*TEXT PROVIDED:*
# Requirments

In [None]:
!pip install regex==2019.4.14
!pip install spacy==2.1.3
!pip install editdistance==0.5.3
!pip install requests==2.22.0
!pip install StringBuilder==1.0.0a4
!pip install clint==0.5.1

# Download the dumps

In [10]:
import os
import requests
from clint.textui import progress
def download_file(url):
    local_filename = url.split('/')[-1]
    response = requests.get(url, stream=True)
    with open(local_filename, 'wb') as f:
        total_length = int(response.headers.get('content-length'))
        for chunk in progress.bar(response.iter_content(chunk_size=512),
                                  expected_size=(total_length/512) + 1):
            if chunk:
                f.write(chunk)
    return local_filename

In [12]:
# for ZH:
#infile = 'https://dumps.wikimedia.org/zhwiki/20210601/zhwiki-20210601-pages-meta-current.xml.bz2'
# for BG:
infile = 'https://dumps.wikimedia.org/bgwiki/20210601/bgwiki-20210601-pages-meta-current.xml.bz2'



infile = infile.rstrip()
fname = os.path.basename(infile) # get the basename of urls (the link after https://dumps.wikimedia.org/)
if not os.path.exists(fname):
    print("Downloading file : " + fname)
    download_file(infile)
    print("Download finished!")
else:
    print("File " + fname + " already downloaded!")
print("Filtering...")

Downloading file : bgwiki-20210601-pages-meta-current.xml.bz2
Download finished!
Filtering...


# Filtering

Define the functions for extraction

In [22]:
import logging
import io
import xml.etree.ElementTree as ET
import re
import os
import bz2
from StringBuilder import StringBuilder

class POVProcessor(object):
    """
    Process a full revision history for a wikipedia page from the database dump and extract the revision tagged with
    the list found in the tag file.
    """

    default_tags = 'NPOV\nEditorial'

    def __init__(self, enc: str, output_file: str, logfile: str):
        # if os.path.exists(os.path.join(os.getcwd(), tags_file)):
        #     with open(os.path.join(os.getcwd(), tags_file), encoding=enc) as f:
        #         tags = [re.escape(tag) for tag in f.read().strip().split('\n')]
        # else:
        #     print(f'{tags_file} not found, using default tags' )
        #     tags = [re.escape(tag) for tag in POVProcessor.default_tags.split('\n')]
        # self.regex = r'(?i){{((' + r'|'.join(tags) + r'))(\|[^}]+)?}}' # FIXME: why ((..))
        # self.match = lambda x: re.search(self.regex, str(x.find('text').text))

        self.output = open(output_file, 'w', encoding=enc)
        self.output_tags = open(output_file + '.alltags.txt', 'w', encoding=enc)

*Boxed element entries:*

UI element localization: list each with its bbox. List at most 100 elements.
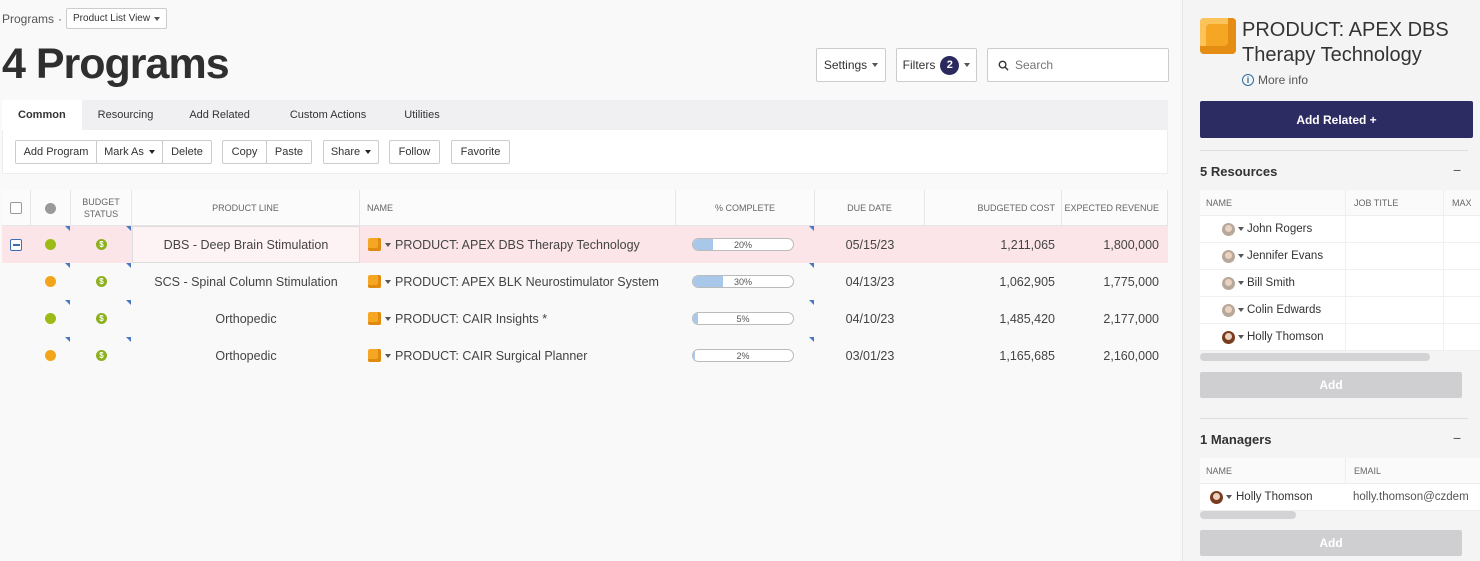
- name-cell[interactable]: PRODUCT: CAIR Surgical Planner: [368, 337, 587, 374]
- pct-complete-cell[interactable]: 2%: [692, 337, 794, 374]
- table-row[interactable]: $ DBS - Deep Brain Stimulation PRODUCT: …: [2, 226, 1168, 263]
- resource-row[interactable]: Holly Thomson: [1200, 324, 1480, 351]
- due-date-cell[interactable]: 03/01/23: [815, 337, 925, 374]
- resources-job-header[interactable]: JOB TITLE: [1345, 190, 1398, 215]
- chevron-down-icon[interactable]: [1238, 254, 1244, 258]
- resource-job-cell[interactable]: [1345, 216, 1443, 242]
- product-line-cell[interactable]: Orthopedic: [132, 300, 360, 337]
- favorite-button[interactable]: Favorite: [451, 140, 510, 164]
- tab-utilities[interactable]: Utilities: [386, 100, 457, 130]
- pct-complete-cell[interactable]: 20%: [692, 226, 794, 263]
- chevron-down-icon[interactable]: [1238, 227, 1244, 231]
- resource-job-cell[interactable]: [1345, 324, 1443, 350]
- product-line-cell[interactable]: SCS - Spinal Column Stimulation: [132, 263, 360, 300]
- due-date-cell[interactable]: 04/10/23: [815, 300, 925, 337]
- money-icon[interactable]: $: [96, 350, 107, 361]
- resources-max-header[interactable]: MAX: [1443, 190, 1472, 215]
- tab-custom-actions[interactable]: Custom Actions: [270, 100, 386, 130]
- status-dot[interactable]: [45, 313, 56, 324]
- add-program-button[interactable]: Add Program: [15, 140, 97, 164]
- chevron-down-icon[interactable]: [1226, 495, 1232, 499]
- chevron-down-icon[interactable]: [385, 279, 391, 284]
- resource-row[interactable]: Jennifer Evans: [1200, 243, 1480, 270]
- status-dot[interactable]: [45, 276, 56, 287]
- resource-row[interactable]: John Rogers: [1200, 216, 1480, 243]
- resource-row[interactable]: Bill Smith: [1200, 270, 1480, 297]
- add-related-button[interactable]: Add Related +: [1200, 101, 1473, 138]
- name-header[interactable]: NAME: [360, 190, 676, 226]
- status-dot[interactable]: [45, 239, 56, 250]
- pct-complete-cell[interactable]: 5%: [692, 300, 794, 337]
- managers-name-header[interactable]: NAME: [1206, 458, 1232, 483]
- add-resource-button[interactable]: Add: [1200, 372, 1462, 398]
- resource-job-cell[interactable]: [1345, 243, 1443, 269]
- resource-job-cell[interactable]: [1345, 270, 1443, 296]
- chevron-down-icon[interactable]: [1238, 335, 1244, 339]
- expected-revenue-cell[interactable]: 1,775,000: [1062, 263, 1159, 300]
- settings-button[interactable]: Settings: [816, 48, 886, 82]
- expected-revenue-cell[interactable]: 2,177,000: [1062, 300, 1159, 337]
- table-row[interactable]: $ Orthopedic PRODUCT: CAIR Insights * 5%…: [2, 300, 1168, 337]
- product-line-header[interactable]: PRODUCT LINE: [132, 190, 360, 226]
- table-row[interactable]: $ SCS - Spinal Column Stimulation PRODUC…: [2, 263, 1168, 300]
- due-date-cell[interactable]: 05/15/23: [815, 226, 925, 263]
- budget-status-header[interactable]: BUDGET STATUS: [71, 190, 132, 226]
- mark-as-button[interactable]: Mark As: [96, 140, 163, 164]
- managers-email-header[interactable]: EMAIL: [1345, 458, 1381, 483]
- budgeted-cost-cell[interactable]: 1,485,420: [925, 300, 1055, 337]
- expected-revenue-cell[interactable]: 1,800,000: [1062, 226, 1159, 263]
- resource-max-cell[interactable]: [1443, 216, 1480, 242]
- status-dot[interactable]: [45, 350, 56, 361]
- table-row[interactable]: $ Orthopedic PRODUCT: CAIR Surgical Plan…: [2, 337, 1168, 374]
- resource-max-cell[interactable]: [1443, 270, 1480, 296]
- expected-revenue-cell[interactable]: 2,160,000: [1062, 337, 1159, 374]
- product-line-cell[interactable]: Orthopedic: [132, 337, 360, 374]
- tab-resourcing[interactable]: Resourcing: [82, 100, 170, 130]
- resources-name-header[interactable]: NAME: [1206, 190, 1232, 215]
- tab-common[interactable]: Common: [2, 100, 82, 130]
- resource-max-cell[interactable]: [1443, 324, 1480, 350]
- search-box[interactable]: [987, 48, 1169, 82]
- resource-max-cell[interactable]: [1443, 297, 1480, 323]
- chevron-down-icon[interactable]: [385, 242, 391, 247]
- resources-scrollbar[interactable]: [1200, 353, 1430, 361]
- expected-revenue-header[interactable]: EXPECTED REVENUE: [1062, 190, 1168, 226]
- manager-row[interactable]: Holly Thomson holly.thomson@czdem: [1200, 484, 1480, 511]
- name-cell[interactable]: PRODUCT: CAIR Insights *: [368, 300, 547, 337]
- search-input[interactable]: [1015, 58, 1155, 72]
- tab-add-related[interactable]: Add Related: [169, 100, 270, 130]
- budgeted-cost-cell[interactable]: 1,165,685: [925, 337, 1055, 374]
- managers-scrollbar[interactable]: [1200, 511, 1296, 519]
- product-line-cell[interactable]: DBS - Deep Brain Stimulation: [132, 226, 360, 263]
- budgeted-cost-cell[interactable]: 1,062,905: [925, 263, 1055, 300]
- money-icon[interactable]: $: [96, 313, 107, 324]
- view-selector[interactable]: Product List View: [66, 8, 168, 29]
- filters-button[interactable]: Filters 2: [896, 48, 977, 82]
- chevron-down-icon[interactable]: [1238, 281, 1244, 285]
- copy-button[interactable]: Copy: [222, 140, 267, 164]
- money-icon[interactable]: $: [96, 239, 107, 250]
- delete-button[interactable]: Delete: [162, 140, 212, 164]
- select-all-checkbox[interactable]: [10, 202, 22, 214]
- row-checkbox[interactable]: [10, 238, 22, 251]
- share-button[interactable]: Share: [323, 140, 379, 164]
- chevron-down-icon[interactable]: [385, 316, 391, 321]
- budgeted-cost-header[interactable]: BUDGETED COST: [925, 190, 1062, 226]
- due-date-cell[interactable]: 04/13/23: [815, 263, 925, 300]
- pct-complete-header[interactable]: % COMPLETE: [676, 190, 815, 226]
- money-icon[interactable]: $: [96, 276, 107, 287]
- resource-job-cell[interactable]: [1345, 297, 1443, 323]
- more-info-link[interactable]: i More info: [1242, 73, 1308, 87]
- collapse-managers-button[interactable]: −: [1453, 430, 1461, 446]
- paste-button[interactable]: Paste: [266, 140, 312, 164]
- collapse-resources-button[interactable]: −: [1453, 162, 1461, 178]
- chevron-down-icon[interactable]: [385, 353, 391, 358]
- resource-max-cell[interactable]: [1443, 243, 1480, 269]
- budgeted-cost-cell[interactable]: 1,211,065: [925, 226, 1055, 263]
- follow-button[interactable]: Follow: [389, 140, 440, 164]
- pct-complete-cell[interactable]: 30%: [692, 263, 794, 300]
- due-date-header[interactable]: DUE DATE: [815, 190, 925, 226]
- breadcrumb-programs-link[interactable]: Programs: [2, 12, 54, 26]
- resource-row[interactable]: Colin Edwards: [1200, 297, 1480, 324]
- name-cell[interactable]: PRODUCT: APEX DBS Therapy Technology: [368, 226, 640, 263]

*REQUIREMENT:* In the Wikipedia dump code, what two tags make up the default_tags of the POVProcessor class?

*EXPECTED ANSWER:* NPOV and Editorial.